Written problem:
Your answer should be a single number: the count of lines that hold the word "name".

>>>>>

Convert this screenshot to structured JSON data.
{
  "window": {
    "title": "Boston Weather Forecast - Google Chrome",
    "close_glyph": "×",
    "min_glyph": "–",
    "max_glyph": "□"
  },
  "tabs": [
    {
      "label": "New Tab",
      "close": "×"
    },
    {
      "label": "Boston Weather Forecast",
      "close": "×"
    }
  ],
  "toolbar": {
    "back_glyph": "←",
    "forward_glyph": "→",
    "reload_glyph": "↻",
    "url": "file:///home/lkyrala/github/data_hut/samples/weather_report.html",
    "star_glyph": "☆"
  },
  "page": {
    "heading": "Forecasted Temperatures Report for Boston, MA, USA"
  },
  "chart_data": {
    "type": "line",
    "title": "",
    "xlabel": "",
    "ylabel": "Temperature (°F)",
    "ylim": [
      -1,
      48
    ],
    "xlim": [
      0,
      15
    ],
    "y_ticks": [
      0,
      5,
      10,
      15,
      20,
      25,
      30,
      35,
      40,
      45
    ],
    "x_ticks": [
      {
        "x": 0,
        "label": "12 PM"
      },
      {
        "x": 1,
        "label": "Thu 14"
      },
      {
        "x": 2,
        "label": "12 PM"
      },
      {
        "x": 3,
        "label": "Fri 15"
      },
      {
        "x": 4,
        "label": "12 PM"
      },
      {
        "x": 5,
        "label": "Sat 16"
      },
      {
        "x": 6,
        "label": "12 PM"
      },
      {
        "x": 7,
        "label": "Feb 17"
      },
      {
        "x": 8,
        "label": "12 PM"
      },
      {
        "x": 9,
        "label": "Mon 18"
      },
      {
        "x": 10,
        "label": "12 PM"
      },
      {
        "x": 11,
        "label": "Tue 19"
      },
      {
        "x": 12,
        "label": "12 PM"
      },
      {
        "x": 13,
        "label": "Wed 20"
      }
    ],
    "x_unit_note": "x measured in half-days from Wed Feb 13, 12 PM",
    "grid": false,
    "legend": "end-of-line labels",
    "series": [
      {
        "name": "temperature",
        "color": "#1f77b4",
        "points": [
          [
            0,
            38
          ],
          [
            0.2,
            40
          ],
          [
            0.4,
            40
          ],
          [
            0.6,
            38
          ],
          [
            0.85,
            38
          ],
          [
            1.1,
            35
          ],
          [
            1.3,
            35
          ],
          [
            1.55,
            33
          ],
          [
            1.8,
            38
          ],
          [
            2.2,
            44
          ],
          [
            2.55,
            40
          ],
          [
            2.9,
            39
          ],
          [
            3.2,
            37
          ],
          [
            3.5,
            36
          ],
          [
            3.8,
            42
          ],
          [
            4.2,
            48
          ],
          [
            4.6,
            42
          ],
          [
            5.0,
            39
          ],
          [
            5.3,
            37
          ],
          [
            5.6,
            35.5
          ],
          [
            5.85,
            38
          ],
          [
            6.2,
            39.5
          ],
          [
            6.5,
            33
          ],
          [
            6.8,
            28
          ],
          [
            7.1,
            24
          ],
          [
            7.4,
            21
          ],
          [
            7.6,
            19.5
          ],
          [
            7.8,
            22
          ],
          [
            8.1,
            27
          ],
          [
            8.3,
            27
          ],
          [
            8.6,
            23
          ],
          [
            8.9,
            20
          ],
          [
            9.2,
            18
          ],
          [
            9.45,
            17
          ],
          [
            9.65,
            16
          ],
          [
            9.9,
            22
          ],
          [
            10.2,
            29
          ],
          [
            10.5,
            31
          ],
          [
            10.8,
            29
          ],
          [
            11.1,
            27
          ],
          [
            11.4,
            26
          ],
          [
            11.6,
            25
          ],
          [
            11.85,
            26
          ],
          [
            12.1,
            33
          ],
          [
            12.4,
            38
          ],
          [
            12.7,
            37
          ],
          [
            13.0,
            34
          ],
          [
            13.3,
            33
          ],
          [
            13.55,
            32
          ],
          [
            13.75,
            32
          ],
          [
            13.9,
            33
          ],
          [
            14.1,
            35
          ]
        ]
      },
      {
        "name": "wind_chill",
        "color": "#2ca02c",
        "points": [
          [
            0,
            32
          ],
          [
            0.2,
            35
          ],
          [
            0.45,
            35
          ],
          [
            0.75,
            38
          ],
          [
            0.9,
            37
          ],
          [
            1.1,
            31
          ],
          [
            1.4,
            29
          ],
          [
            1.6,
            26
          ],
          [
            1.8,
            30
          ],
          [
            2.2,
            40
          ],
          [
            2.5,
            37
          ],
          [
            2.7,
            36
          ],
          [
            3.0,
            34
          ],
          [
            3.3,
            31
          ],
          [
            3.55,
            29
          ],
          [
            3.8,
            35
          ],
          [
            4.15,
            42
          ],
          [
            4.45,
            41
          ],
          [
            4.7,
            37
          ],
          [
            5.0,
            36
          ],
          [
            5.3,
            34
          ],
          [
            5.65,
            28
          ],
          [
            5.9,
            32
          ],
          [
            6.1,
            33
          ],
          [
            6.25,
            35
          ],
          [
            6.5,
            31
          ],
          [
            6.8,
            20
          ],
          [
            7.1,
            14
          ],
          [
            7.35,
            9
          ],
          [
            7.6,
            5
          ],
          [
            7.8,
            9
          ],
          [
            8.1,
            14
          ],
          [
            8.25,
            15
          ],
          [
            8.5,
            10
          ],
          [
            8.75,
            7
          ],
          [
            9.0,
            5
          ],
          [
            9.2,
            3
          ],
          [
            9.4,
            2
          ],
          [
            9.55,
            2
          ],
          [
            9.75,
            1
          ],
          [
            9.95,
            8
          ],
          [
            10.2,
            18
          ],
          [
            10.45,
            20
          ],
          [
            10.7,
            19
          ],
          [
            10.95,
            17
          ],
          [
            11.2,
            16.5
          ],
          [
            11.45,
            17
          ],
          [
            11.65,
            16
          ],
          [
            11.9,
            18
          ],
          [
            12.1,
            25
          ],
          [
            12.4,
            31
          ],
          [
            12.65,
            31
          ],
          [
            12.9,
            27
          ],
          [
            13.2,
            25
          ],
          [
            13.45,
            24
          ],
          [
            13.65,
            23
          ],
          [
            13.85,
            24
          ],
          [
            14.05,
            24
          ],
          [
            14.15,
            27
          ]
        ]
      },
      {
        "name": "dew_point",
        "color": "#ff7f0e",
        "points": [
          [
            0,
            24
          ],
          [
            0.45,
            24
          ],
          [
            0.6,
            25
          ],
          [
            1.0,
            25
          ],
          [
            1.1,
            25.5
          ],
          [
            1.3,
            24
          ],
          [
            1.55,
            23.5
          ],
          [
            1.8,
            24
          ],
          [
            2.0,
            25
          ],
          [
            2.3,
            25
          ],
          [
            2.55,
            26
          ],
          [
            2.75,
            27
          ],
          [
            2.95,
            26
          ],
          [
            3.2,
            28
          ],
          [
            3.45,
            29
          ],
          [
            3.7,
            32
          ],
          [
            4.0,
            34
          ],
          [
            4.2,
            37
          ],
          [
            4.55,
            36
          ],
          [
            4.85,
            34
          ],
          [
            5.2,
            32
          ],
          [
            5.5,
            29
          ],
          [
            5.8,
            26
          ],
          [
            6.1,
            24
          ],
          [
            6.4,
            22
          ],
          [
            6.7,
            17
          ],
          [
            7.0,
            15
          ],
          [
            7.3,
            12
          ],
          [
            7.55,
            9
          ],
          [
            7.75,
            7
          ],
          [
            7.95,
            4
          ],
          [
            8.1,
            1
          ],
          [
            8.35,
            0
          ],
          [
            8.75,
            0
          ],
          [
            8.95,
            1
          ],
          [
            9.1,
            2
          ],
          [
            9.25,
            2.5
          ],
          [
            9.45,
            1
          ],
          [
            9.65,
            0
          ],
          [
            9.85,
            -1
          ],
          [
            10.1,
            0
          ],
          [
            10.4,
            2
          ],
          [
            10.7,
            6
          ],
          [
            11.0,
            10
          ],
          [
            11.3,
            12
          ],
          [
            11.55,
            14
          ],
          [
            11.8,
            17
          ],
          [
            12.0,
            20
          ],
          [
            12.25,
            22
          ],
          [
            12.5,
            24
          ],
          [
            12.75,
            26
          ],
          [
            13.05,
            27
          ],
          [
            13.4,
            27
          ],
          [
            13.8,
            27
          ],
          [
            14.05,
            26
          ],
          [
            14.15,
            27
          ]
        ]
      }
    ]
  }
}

<<<<<

Response:
3